• [Region annotation records]
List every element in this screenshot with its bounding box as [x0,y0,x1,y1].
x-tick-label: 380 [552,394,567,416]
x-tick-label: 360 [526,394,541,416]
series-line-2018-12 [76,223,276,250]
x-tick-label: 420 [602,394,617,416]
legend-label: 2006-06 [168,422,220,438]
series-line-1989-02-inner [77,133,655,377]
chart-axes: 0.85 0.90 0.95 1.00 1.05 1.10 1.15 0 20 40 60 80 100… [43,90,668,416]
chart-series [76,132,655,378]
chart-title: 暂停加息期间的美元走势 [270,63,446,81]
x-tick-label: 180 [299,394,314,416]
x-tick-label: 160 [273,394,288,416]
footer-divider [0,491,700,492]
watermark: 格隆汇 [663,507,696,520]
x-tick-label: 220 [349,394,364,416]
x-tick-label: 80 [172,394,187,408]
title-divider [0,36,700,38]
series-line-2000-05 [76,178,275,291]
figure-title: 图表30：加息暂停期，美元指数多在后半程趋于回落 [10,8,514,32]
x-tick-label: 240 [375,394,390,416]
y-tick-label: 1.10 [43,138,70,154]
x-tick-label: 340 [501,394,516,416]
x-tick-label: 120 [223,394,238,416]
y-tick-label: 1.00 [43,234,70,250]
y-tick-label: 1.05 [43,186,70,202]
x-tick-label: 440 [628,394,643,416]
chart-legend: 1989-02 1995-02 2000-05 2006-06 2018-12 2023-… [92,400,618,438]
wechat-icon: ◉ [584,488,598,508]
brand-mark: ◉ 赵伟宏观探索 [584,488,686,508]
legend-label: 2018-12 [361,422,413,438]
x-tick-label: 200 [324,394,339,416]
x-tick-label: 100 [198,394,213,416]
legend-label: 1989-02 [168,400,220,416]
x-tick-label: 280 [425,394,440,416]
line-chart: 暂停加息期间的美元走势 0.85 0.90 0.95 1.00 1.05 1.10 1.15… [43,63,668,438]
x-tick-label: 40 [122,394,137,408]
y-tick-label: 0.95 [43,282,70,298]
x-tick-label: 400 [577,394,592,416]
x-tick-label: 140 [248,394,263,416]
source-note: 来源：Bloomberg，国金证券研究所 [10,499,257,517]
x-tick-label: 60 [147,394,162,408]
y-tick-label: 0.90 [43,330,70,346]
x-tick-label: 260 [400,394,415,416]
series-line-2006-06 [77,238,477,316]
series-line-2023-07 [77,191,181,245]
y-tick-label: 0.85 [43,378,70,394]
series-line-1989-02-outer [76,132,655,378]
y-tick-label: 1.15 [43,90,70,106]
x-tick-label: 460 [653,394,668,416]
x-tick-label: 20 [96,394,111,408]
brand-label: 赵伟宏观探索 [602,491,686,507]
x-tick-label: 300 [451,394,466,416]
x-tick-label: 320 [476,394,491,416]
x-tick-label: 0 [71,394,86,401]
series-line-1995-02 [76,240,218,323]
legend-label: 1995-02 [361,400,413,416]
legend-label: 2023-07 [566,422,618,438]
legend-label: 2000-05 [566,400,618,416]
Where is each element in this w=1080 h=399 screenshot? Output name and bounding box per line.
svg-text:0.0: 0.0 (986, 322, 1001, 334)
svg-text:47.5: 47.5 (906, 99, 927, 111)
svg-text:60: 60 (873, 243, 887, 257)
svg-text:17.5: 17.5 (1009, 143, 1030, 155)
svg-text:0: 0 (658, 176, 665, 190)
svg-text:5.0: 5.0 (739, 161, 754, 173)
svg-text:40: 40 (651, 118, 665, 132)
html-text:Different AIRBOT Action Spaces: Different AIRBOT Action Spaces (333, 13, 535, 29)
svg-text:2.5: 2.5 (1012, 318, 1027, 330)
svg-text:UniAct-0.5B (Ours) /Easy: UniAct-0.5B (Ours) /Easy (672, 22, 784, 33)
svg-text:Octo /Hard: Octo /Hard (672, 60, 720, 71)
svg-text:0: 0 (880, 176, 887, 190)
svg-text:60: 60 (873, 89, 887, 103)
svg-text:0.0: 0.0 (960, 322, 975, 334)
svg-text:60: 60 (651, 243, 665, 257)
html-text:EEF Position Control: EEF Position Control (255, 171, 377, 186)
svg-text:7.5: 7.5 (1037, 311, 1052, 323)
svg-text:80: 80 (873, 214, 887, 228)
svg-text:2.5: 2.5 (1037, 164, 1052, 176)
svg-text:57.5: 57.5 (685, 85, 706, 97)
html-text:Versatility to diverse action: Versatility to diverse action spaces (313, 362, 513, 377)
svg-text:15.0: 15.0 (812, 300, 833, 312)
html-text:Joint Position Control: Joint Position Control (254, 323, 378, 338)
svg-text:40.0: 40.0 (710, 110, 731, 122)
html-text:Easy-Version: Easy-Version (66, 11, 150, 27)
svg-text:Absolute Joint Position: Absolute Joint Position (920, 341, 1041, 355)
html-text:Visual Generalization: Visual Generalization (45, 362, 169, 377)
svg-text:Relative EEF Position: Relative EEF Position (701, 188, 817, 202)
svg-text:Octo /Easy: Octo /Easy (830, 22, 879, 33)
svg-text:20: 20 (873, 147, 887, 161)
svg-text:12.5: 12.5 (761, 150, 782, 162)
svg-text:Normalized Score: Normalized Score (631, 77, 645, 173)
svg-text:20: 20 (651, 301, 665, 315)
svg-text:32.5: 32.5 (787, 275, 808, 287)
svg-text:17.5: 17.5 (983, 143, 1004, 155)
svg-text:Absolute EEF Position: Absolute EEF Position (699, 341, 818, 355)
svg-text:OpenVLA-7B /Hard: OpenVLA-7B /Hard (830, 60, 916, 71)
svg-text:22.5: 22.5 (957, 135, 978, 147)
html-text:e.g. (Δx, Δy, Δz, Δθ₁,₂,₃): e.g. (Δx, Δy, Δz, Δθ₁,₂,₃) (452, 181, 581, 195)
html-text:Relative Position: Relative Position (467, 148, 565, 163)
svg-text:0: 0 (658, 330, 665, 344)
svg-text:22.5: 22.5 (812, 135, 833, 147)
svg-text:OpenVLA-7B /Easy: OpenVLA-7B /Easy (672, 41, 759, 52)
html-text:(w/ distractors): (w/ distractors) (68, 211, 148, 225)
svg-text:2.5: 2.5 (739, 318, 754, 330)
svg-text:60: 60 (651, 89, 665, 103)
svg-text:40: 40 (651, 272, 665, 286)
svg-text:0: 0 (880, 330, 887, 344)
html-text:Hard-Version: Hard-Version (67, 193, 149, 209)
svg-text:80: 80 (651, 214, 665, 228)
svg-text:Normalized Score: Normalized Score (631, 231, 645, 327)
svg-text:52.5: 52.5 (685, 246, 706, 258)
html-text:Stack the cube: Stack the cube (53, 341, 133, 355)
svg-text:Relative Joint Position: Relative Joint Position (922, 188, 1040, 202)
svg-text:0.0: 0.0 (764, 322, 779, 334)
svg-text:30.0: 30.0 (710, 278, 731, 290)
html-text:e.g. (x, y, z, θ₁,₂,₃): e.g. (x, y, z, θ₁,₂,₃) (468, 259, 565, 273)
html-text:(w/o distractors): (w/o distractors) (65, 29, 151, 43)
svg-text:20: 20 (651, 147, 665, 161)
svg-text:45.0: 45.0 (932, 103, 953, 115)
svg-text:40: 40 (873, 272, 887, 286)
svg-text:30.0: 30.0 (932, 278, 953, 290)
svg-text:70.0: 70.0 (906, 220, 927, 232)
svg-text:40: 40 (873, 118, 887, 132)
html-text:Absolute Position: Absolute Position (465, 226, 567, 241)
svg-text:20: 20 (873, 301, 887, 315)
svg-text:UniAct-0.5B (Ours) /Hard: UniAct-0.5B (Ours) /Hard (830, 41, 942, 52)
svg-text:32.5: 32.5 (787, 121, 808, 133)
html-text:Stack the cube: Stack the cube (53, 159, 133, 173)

• [What to produce] Print every line of the records above again, with nothing changed.

• [Answer to this exercise]
List every element in this screenshot with its bounding box as [x0,y0,x1,y1].
x-tick-label: 380 [552,394,567,416]
x-tick-label: 360 [526,394,541,416]
series-line-2018-12 [76,223,276,250]
x-tick-label: 420 [602,394,617,416]
legend-label: 2006-06 [168,422,220,438]
series-line-1989-02-inner [77,133,655,377]
chart-axes: 0.85 0.90 0.95 1.00 1.05 1.10 1.15 0 20 40 60 80 100… [43,90,668,416]
chart-series [76,132,655,378]
chart-title: 暂停加息期间的美元走势 [270,63,446,81]
x-tick-label: 180 [299,394,314,416]
x-tick-label: 160 [273,394,288,416]
footer-divider [0,491,700,492]
watermark: 格隆汇 [663,507,696,520]
x-tick-label: 220 [349,394,364,416]
x-tick-label: 80 [172,394,187,408]
title-divider [0,36,700,38]
series-line-2000-05 [76,178,275,291]
figure-title: 图表30：加息暂停期，美元指数多在后半程趋于回落 [10,8,514,32]
x-tick-label: 240 [375,394,390,416]
y-tick-label: 1.10 [43,138,70,154]
x-tick-label: 340 [501,394,516,416]
x-tick-label: 120 [223,394,238,416]
y-tick-label: 1.00 [43,234,70,250]
y-tick-label: 1.05 [43,186,70,202]
x-tick-label: 440 [628,394,643,416]
chart-legend: 1989-02 1995-02 2000-05 2006-06 2018-12 2023-… [92,400,618,438]
wechat-icon: ◉ [584,488,598,508]
brand-mark: ◉ 赵伟宏观探索 [584,488,686,508]
legend-label: 2018-12 [361,422,413,438]
x-tick-label: 200 [324,394,339,416]
x-tick-label: 100 [198,394,213,416]
legend-label: 1989-02 [168,400,220,416]
x-tick-label: 280 [425,394,440,416]
line-chart: 暂停加息期间的美元走势 0.85 0.90 0.95 1.00 1.05 1.10 1.15… [43,63,668,438]
x-tick-label: 40 [122,394,137,408]
y-tick-label: 0.95 [43,282,70,298]
x-tick-label: 400 [577,394,592,416]
x-tick-label: 140 [248,394,263,416]
source-note: 来源：Bloomberg，国金证券研究所 [10,499,257,517]
x-tick-label: 60 [147,394,162,408]
y-tick-label: 0.90 [43,330,70,346]
x-tick-label: 260 [400,394,415,416]
series-line-2006-06 [77,238,477,316]
series-line-2023-07 [77,191,181,245]
y-tick-label: 0.85 [43,378,70,394]
series-line-1989-02-outer [76,132,655,378]
y-tick-label: 1.15 [43,90,70,106]
x-tick-label: 460 [653,394,668,416]
x-tick-label: 20 [96,394,111,408]
brand-label: 赵伟宏观探索 [602,491,686,507]
x-tick-label: 300 [451,394,466,416]
x-tick-label: 320 [476,394,491,416]
x-tick-label: 0 [71,394,86,401]
series-line-1995-02 [76,240,218,323]
legend-label: 1995-02 [361,400,413,416]
legend-label: 2023-07 [566,422,618,438]
legend-label: 2000-05 [566,400,618,416]
Where is each element in this w=1080 h=399 screenshot? Output name and bounding box per line.
svg-text:0.0: 0.0 (986, 322, 1001, 334)
svg-text:47.5: 47.5 (906, 99, 927, 111)
svg-text:60: 60 (873, 243, 887, 257)
svg-text:17.5: 17.5 (1009, 143, 1030, 155)
svg-text:0: 0 (658, 176, 665, 190)
svg-text:5.0: 5.0 (739, 161, 754, 173)
svg-text:40: 40 (651, 118, 665, 132)
html-text:Different AIRBOT Action Spaces: Different AIRBOT Action Spaces (333, 13, 535, 29)
svg-text:2.5: 2.5 (1012, 318, 1027, 330)
svg-text:UniAct-0.5B (Ours) /Easy: UniAct-0.5B (Ours) /Easy (672, 22, 784, 33)
svg-text:Octo /Hard: Octo /Hard (672, 60, 720, 71)
svg-text:0: 0 (880, 176, 887, 190)
svg-text:60: 60 (873, 89, 887, 103)
svg-text:0.0: 0.0 (960, 322, 975, 334)
svg-text:60: 60 (651, 243, 665, 257)
html-text:EEF Position Control: EEF Position Control (255, 171, 377, 186)
svg-text:7.5: 7.5 (1037, 311, 1052, 323)
svg-text:80: 80 (873, 214, 887, 228)
svg-text:2.5: 2.5 (1037, 164, 1052, 176)
svg-text:57.5: 57.5 (685, 85, 706, 97)
html-text:Versatility to diverse action: Versatility to diverse action spaces (313, 362, 513, 377)
svg-text:15.0: 15.0 (812, 300, 833, 312)
html-text:Joint Position Control: Joint Position Control (254, 323, 378, 338)
svg-text:40.0: 40.0 (710, 110, 731, 122)
html-text:Easy-Version: Easy-Version (66, 11, 150, 27)
svg-text:Absolute Joint Position: Absolute Joint Position (920, 341, 1041, 355)
html-text:Visual Generalization: Visual Generalization (45, 362, 169, 377)
svg-text:Relative EEF Position: Relative EEF Position (701, 188, 817, 202)
svg-text:Octo /Easy: Octo /Easy (830, 22, 879, 33)
svg-text:20: 20 (873, 147, 887, 161)
svg-text:12.5: 12.5 (761, 150, 782, 162)
svg-text:Normalized Score: Normalized Score (631, 77, 645, 173)
svg-text:20: 20 (651, 301, 665, 315)
svg-text:32.5: 32.5 (787, 275, 808, 287)
svg-text:17.5: 17.5 (983, 143, 1004, 155)
svg-text:Absolute EEF Position: Absolute EEF Position (699, 341, 818, 355)
svg-text:OpenVLA-7B /Hard: OpenVLA-7B /Hard (830, 60, 916, 71)
svg-text:22.5: 22.5 (957, 135, 978, 147)
html-text:e.g. (Δx, Δy, Δz, Δθ₁,₂,₃): e.g. (Δx, Δy, Δz, Δθ₁,₂,₃) (452, 181, 581, 195)
html-text:Relative Position: Relative Position (467, 148, 565, 163)
svg-text:0: 0 (658, 330, 665, 344)
svg-text:22.5: 22.5 (812, 135, 833, 147)
svg-text:OpenVLA-7B /Easy: OpenVLA-7B /Easy (672, 41, 759, 52)
html-text:(w/ distractors): (w/ distractors) (68, 211, 148, 225)
svg-text:2.5: 2.5 (739, 318, 754, 330)
svg-text:60: 60 (651, 89, 665, 103)
svg-text:40: 40 (651, 272, 665, 286)
svg-text:0: 0 (880, 330, 887, 344)
html-text:Hard-Version: Hard-Version (67, 193, 149, 209)
svg-text:80: 80 (651, 214, 665, 228)
svg-text:Normalized Score: Normalized Score (631, 231, 645, 327)
svg-text:52.5: 52.5 (685, 246, 706, 258)
html-text:Stack the cube: Stack the cube (53, 341, 133, 355)
svg-text:Relative Joint Position: Relative Joint Position (922, 188, 1040, 202)
svg-text:0.0: 0.0 (764, 322, 779, 334)
svg-text:30.0: 30.0 (710, 278, 731, 290)
html-text:e.g. (x, y, z, θ₁,₂,₃): e.g. (x, y, z, θ₁,₂,₃) (468, 259, 565, 273)
html-text:(w/o distractors): (w/o distractors) (65, 29, 151, 43)
svg-text:20: 20 (651, 147, 665, 161)
svg-text:45.0: 45.0 (932, 103, 953, 115)
svg-text:40: 40 (873, 272, 887, 286)
svg-text:30.0: 30.0 (932, 278, 953, 290)
svg-text:70.0: 70.0 (906, 220, 927, 232)
svg-text:40: 40 (873, 118, 887, 132)
html-text:Absolute Position: Absolute Position (465, 226, 567, 241)
svg-text:20: 20 (873, 301, 887, 315)
svg-text:UniAct-0.5B (Ours) /Hard: UniAct-0.5B (Ours) /Hard (830, 41, 942, 52)
svg-text:32.5: 32.5 (787, 121, 808, 133)
html-text:Stack the cube: Stack the cube (53, 159, 133, 173)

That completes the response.